> **Input material**
** START **

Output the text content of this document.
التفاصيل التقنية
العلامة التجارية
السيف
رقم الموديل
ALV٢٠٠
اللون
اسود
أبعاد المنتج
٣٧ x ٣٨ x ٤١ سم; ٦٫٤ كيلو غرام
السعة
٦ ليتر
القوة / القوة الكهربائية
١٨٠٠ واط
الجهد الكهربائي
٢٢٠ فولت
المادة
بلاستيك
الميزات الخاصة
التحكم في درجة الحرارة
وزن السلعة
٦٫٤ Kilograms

** END **

> **What to do**
Repeat every line of the records above exactly.

> **Answer to the task**
Output the text content of this document.
التفاصيل التقنية
العلامة التجارية
السيف
رقم الموديل
ALV٢٠٠
اللون
اسود
أبعاد المنتج
٣٧ x ٣٨ x ٤١ سم; ٦٫٤ كيلو غرام
السعة
٦ ليتر
القوة / القوة الكهربائية
١٨٠٠ واط
الجهد الكهربائي
٢٢٠ فولت
المادة
بلاستيك
الميزات الخاصة
التحكم في درجة الحرارة
وزن السلعة
٦٫٤ Kilograms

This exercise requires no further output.